_What is required_
Transcribe the listing that follows in full, omitting pictures.

[A run of records]
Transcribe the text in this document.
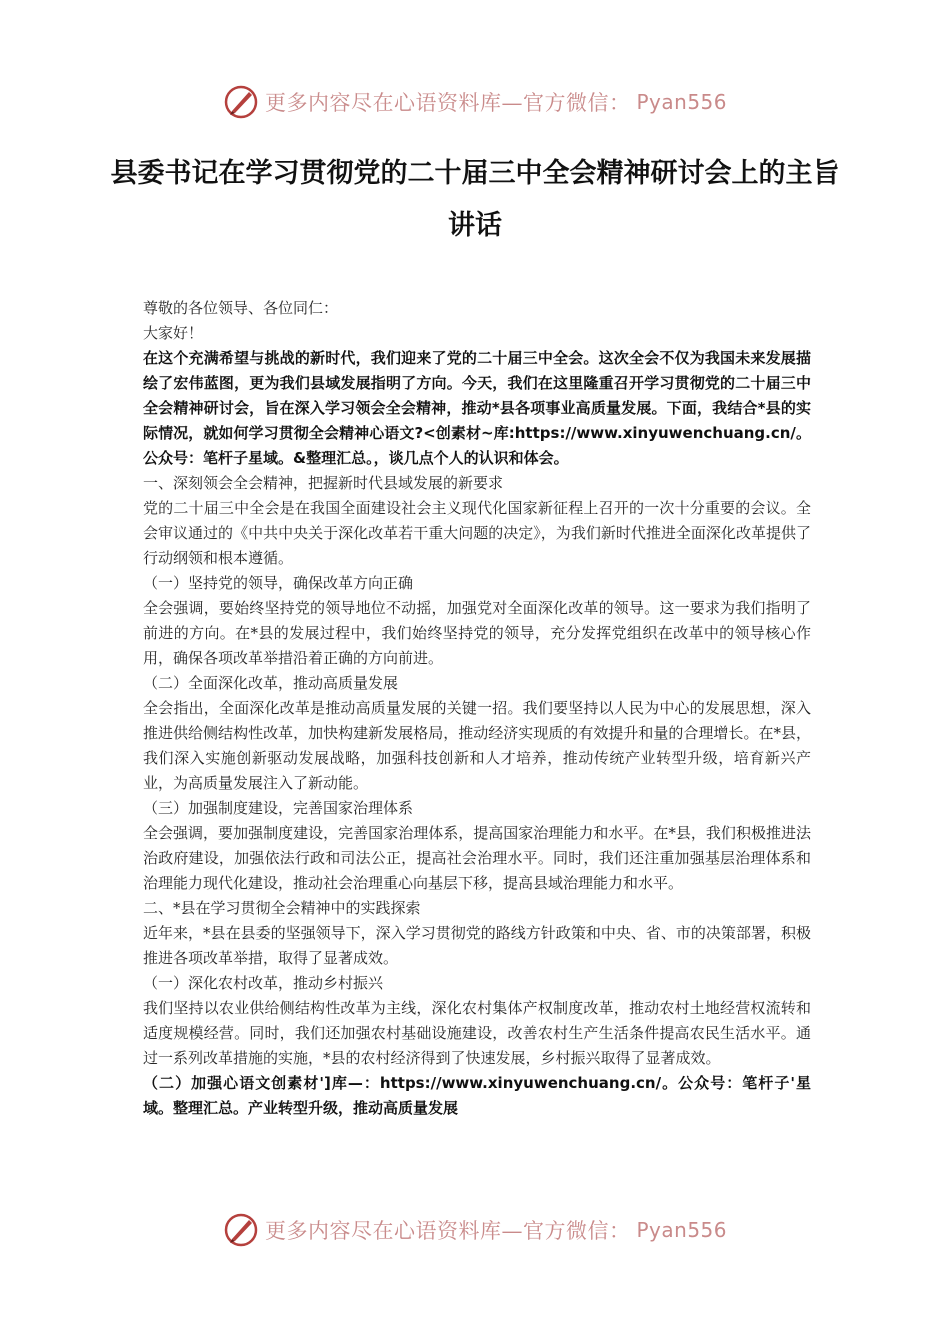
更多内容尽在心语资料库—官方微信： Pyan556
县委书记在学习贯彻党的二十届三中全会精神研讨会上的主旨讲话

尊敬的各位领导、各位同仁：

大家好！

在这个充满希望与挑战的新时代，我们迎来了党的二十届三中全会。这次全会不仅为我国未来发展描绘了宏伟蓝图，更为我们县域发展指明了方向。今天，我们在这里隆重召开学习贯彻党的二十届三中全会精神研讨会，旨在深入学习领会全会精神，推动*县各项事业高质量发展。下面，我结合*县的实际情况，就如何学习贯彻全会精神心语文?<创素材~库:https://www.xinyuwenchuang.cn/。公众号：笔杆子星域。&整理汇总。，谈几点个人的认识和体会。

一、深刻领会全会精神，把握新时代县域发展的新要求

党的二十届三中全会是在我国全面建设社会主义现代化国家新征程上召开的一次十分重要的会议。全会审议通过的《中共中央关于深化改革若干重大问题的决定》，为我们新时代推进全面深化改革提供了行动纲领和根本遵循。

（一）坚持党的领导，确保改革方向正确

全会强调，要始终坚持党的领导地位不动摇，加强党对全面深化改革的领导。这一要求为我们指明了前进的方向。在*县的发展过程中，我们始终坚持党的领导，充分发挥党组织在改革中的领导核心作用，确保各项改革举措沿着正确的方向前进。

（二）全面深化改革，推动高质量发展

全会指出，全面深化改革是推动高质量发展的关键一招。我们要坚持以人民为中心的发展思想，深入推进供给侧结构性改革，加快构建新发展格局，推动经济实现质的有效提升和量的合理增长。在*县，我们深入实施创新驱动发展战略，加强科技创新和人才培养，推动传统产业转型升级，培育新兴产业，为高质量发展注入了新动能。

（三）加强制度建设，完善国家治理体系

全会强调，要加强制度建设，完善国家治理体系，提高国家治理能力和水平。在*县，我们积极推进法治政府建设，加强依法行政和司法公正，提高社会治理水平。同时，我们还注重加强基层治理体系和治理能力现代化建设，推动社会治理重心向基层下移，提高县域治理能力和水平。

二、*县在学习贯彻全会精神中的实践探索

近年来，*县在县委的坚强领导下，深入学习贯彻党的路线方针政策和中央、省、市的决策部署，积极推进各项改革举措，取得了显著成效。

（一）深化农村改革，推动乡村振兴

我们坚持以农业供给侧结构性改革为主线，深化农村集体产权制度改革，推动农村土地经营权流转和适度规模经营。同时，我们还加强农村基础设施建设，改善农村生产生活条件提高农民生活水平。通过一系列改革措施的实施，*县的农村经济得到了快速发展，乡村振兴取得了显著成效。

（二）加强心语文创素材']库—：https://www.xinyuwenchuang.cn/。公众号：笔杆子'星域。整理汇总。产业转型升级，推动高质量发展

更多内容尽在心语资料库—官方微信： Pyan556
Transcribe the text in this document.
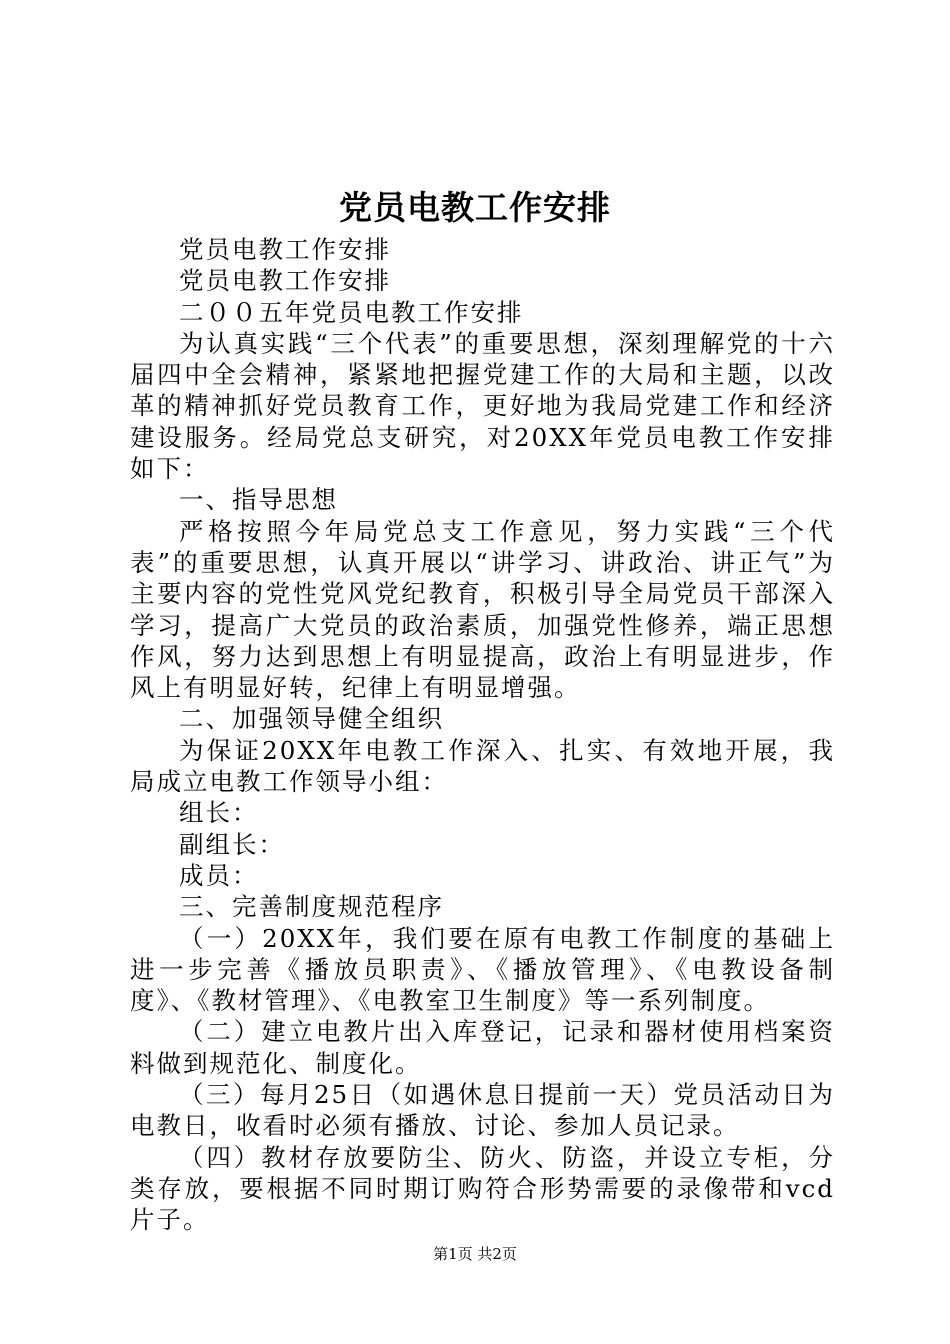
党员电教工作安排

党员电教工作安排

党员电教工作安排

二００五年党员电教工作安排

为认真实践“三个代表”的重要思想，深刻理解党的十六届四中全会精神，紧紧地把握党建工作的大局和主题，以改革的精神抓好党员教育工作，更好地为我局党建工作和经济建设服务。经局党总支研究，对20XX年党员电教工作安排如下：

一、指导思想

严格按照今年局党总支工作意见，努力实践“三个代表”的重要思想，认真开展以“讲学习、讲政治、讲正气”为主要内容的党性党风党纪教育，积极引导全局党员干部深入学习，提高广大党员的政治素质，加强党性修养，端正思想作风，努力达到思想上有明显提高，政治上有明显进步，作风上有明显好转，纪律上有明显增强。

二、加强领导健全组织

为保证20XX年电教工作深入、扎实、有效地开展，我局成立电教工作领导小组：

组长：

副组长：

成员：

三、完善制度规范程序

（一）20XX年，我们要在原有电教工作制度的基础上进一步完善《播放员职责》、《播放管理》、《电教设备制度》、《教材管理》、《电教室卫生制度》等一系列制度。

（二）建立电教片出入库登记，记录和器材使用档案资料做到规范化、制度化。

（三）每月25日（如遇休息日提前一天）党员活动日为电教日，收看时必须有播放、讨论、参加人员记录。

（四）教材存放要防尘、防火、防盗，并设立专柜，分类存放，要根据不同时期订购符合形势需要的录像带和vcd片子。

第1页 共2页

_Final result_
Transcribe the text in this document.
更多内容尽在心语资料库—官方微信： Pyan556
县委书记在学习贯彻党的二十届三中全会精神研讨会上的主旨讲话

尊敬的各位领导、各位同仁：

大家好！

在这个充满希望与挑战的新时代，我们迎来了党的二十届三中全会。这次全会不仅为我国未来发展描绘了宏伟蓝图，更为我们县域发展指明了方向。今天，我们在这里隆重召开学习贯彻党的二十届三中全会精神研讨会，旨在深入学习领会全会精神，推动*县各项事业高质量发展。下面，我结合*县的实际情况，就如何学习贯彻全会精神心语文?<创素材~库:https://www.xinyuwenchuang.cn/。公众号：笔杆子星域。&整理汇总。，谈几点个人的认识和体会。

一、深刻领会全会精神，把握新时代县域发展的新要求

党的二十届三中全会是在我国全面建设社会主义现代化国家新征程上召开的一次十分重要的会议。全会审议通过的《中共中央关于深化改革若干重大问题的决定》，为我们新时代推进全面深化改革提供了行动纲领和根本遵循。

（一）坚持党的领导，确保改革方向正确

全会强调，要始终坚持党的领导地位不动摇，加强党对全面深化改革的领导。这一要求为我们指明了前进的方向。在*县的发展过程中，我们始终坚持党的领导，充分发挥党组织在改革中的领导核心作用，确保各项改革举措沿着正确的方向前进。

（二）全面深化改革，推动高质量发展

全会指出，全面深化改革是推动高质量发展的关键一招。我们要坚持以人民为中心的发展思想，深入推进供给侧结构性改革，加快构建新发展格局，推动经济实现质的有效提升和量的合理增长。在*县，我们深入实施创新驱动发展战略，加强科技创新和人才培养，推动传统产业转型升级，培育新兴产业，为高质量发展注入了新动能。

（三）加强制度建设，完善国家治理体系

全会强调，要加强制度建设，完善国家治理体系，提高国家治理能力和水平。在*县，我们积极推进法治政府建设，加强依法行政和司法公正，提高社会治理水平。同时，我们还注重加强基层治理体系和治理能力现代化建设，推动社会治理重心向基层下移，提高县域治理能力和水平。

二、*县在学习贯彻全会精神中的实践探索

近年来，*县在县委的坚强领导下，深入学习贯彻党的路线方针政策和中央、省、市的决策部署，积极推进各项改革举措，取得了显著成效。

（一）深化农村改革，推动乡村振兴

我们坚持以农业供给侧结构性改革为主线，深化农村集体产权制度改革，推动农村土地经营权流转和适度规模经营。同时，我们还加强农村基础设施建设，改善农村生产生活条件提高农民生活水平。通过一系列改革措施的实施，*县的农村经济得到了快速发展，乡村振兴取得了显著成效。

（二）加强心语文创素材']库—：https://www.xinyuwenchuang.cn/。公众号：笔杆子'星域。整理汇总。产业转型升级，推动高质量发展

更多内容尽在心语资料库—官方微信： Pyan556
Transcribe the text in this document.
党员电教工作安排

党员电教工作安排

党员电教工作安排

二００五年党员电教工作安排

为认真实践“三个代表”的重要思想，深刻理解党的十六届四中全会精神，紧紧地把握党建工作的大局和主题，以改革的精神抓好党员教育工作，更好地为我局党建工作和经济建设服务。经局党总支研究，对20XX年党员电教工作安排如下：

一、指导思想

严格按照今年局党总支工作意见，努力实践“三个代表”的重要思想，认真开展以“讲学习、讲政治、讲正气”为主要内容的党性党风党纪教育，积极引导全局党员干部深入学习，提高广大党员的政治素质，加强党性修养，端正思想作风，努力达到思想上有明显提高，政治上有明显进步，作风上有明显好转，纪律上有明显增强。

二、加强领导健全组织

为保证20XX年电教工作深入、扎实、有效地开展，我局成立电教工作领导小组：

组长：

副组长：

成员：

三、完善制度规范程序

（一）20XX年，我们要在原有电教工作制度的基础上进一步完善《播放员职责》、《播放管理》、《电教设备制度》、《教材管理》、《电教室卫生制度》等一系列制度。

（二）建立电教片出入库登记，记录和器材使用档案资料做到规范化、制度化。

（三）每月25日（如遇休息日提前一天）党员活动日为电教日，收看时必须有播放、讨论、参加人员记录。

（四）教材存放要防尘、防火、防盗，并设立专柜，分类存放，要根据不同时期订购符合形势需要的录像带和vcd片子。

第1页 共2页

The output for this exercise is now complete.